• _Job_:
Repeat exactly, and only, the lines from the line containing "OCR this image." through the last line of the records below, including both.

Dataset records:
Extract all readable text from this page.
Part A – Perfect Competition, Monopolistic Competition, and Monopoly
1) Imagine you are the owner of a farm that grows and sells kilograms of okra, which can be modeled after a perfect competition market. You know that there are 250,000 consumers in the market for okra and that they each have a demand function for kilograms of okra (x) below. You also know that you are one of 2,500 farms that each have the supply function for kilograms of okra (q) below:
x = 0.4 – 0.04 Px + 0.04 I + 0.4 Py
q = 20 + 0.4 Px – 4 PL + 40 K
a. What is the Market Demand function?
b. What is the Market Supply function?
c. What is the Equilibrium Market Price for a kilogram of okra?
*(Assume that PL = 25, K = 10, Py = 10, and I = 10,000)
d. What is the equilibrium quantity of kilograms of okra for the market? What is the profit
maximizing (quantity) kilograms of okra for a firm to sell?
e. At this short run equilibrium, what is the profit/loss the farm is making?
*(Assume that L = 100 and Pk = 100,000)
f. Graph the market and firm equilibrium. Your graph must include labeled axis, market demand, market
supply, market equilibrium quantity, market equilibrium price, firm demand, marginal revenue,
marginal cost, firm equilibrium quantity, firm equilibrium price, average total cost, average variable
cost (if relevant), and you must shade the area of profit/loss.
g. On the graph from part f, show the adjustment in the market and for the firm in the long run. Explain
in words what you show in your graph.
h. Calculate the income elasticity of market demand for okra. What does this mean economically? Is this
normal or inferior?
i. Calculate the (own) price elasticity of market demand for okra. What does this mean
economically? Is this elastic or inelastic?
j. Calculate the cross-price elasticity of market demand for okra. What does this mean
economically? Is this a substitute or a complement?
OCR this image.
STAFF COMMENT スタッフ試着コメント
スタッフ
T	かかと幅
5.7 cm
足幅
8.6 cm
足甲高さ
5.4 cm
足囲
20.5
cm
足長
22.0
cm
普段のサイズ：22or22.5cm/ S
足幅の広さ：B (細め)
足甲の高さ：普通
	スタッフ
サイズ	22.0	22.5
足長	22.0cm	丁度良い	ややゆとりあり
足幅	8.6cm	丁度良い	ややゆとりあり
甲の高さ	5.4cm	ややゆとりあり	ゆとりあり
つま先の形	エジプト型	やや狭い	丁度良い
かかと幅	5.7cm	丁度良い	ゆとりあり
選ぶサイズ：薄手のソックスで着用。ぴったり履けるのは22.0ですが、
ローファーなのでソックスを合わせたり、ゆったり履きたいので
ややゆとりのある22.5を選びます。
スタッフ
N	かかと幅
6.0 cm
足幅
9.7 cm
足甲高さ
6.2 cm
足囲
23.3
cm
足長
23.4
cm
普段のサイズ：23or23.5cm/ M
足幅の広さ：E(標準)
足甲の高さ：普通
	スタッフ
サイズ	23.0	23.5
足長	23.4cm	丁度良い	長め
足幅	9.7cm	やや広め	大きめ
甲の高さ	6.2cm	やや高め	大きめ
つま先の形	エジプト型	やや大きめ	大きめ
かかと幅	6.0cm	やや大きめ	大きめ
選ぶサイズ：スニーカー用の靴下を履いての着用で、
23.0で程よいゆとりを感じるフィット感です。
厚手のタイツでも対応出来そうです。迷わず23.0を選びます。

• _Solution to the exercise_:
OCR this image.
STAFF COMMENT スタッフ試着コメント
スタッフ
T	かかと幅
5.7 cm
足幅
8.6 cm
足甲高さ
5.4 cm
足囲
20.5
cm
足長
22.0
cm
普段のサイズ：22or22.5cm/ S
足幅の広さ：B (細め)
足甲の高さ：普通
	スタッフ
サイズ	22.0	22.5
足長	22.0cm	丁度良い	ややゆとりあり
足幅	8.6cm	丁度良い	ややゆとりあり
甲の高さ	5.4cm	ややゆとりあり	ゆとりあり
つま先の形	エジプト型	やや狭い	丁度良い
かかと幅	5.7cm	丁度良い	ゆとりあり
選ぶサイズ：薄手のソックスで着用。ぴったり履けるのは22.0ですが、
ローファーなのでソックスを合わせたり、ゆったり履きたいので
ややゆとりのある22.5を選びます。
スタッフ
N	かかと幅
6.0 cm
足幅
9.7 cm
足甲高さ
6.2 cm
足囲
23.3
cm
足長
23.4
cm
普段のサイズ：23or23.5cm/ M
足幅の広さ：E(標準)
足甲の高さ：普通
	スタッフ
サイズ	23.0	23.5
足長	23.4cm	丁度良い	長め
足幅	9.7cm	やや広め	大きめ
甲の高さ	6.2cm	やや高め	大きめ
つま先の形	エジプト型	やや大きめ	大きめ
かかと幅	6.0cm	やや大きめ	大きめ
選ぶサイズ：スニーカー用の靴下を履いての着用で、
23.0で程よいゆとりを感じるフィット感です。
厚手のタイツでも対応出来そうです。迷わず23.0を選びます。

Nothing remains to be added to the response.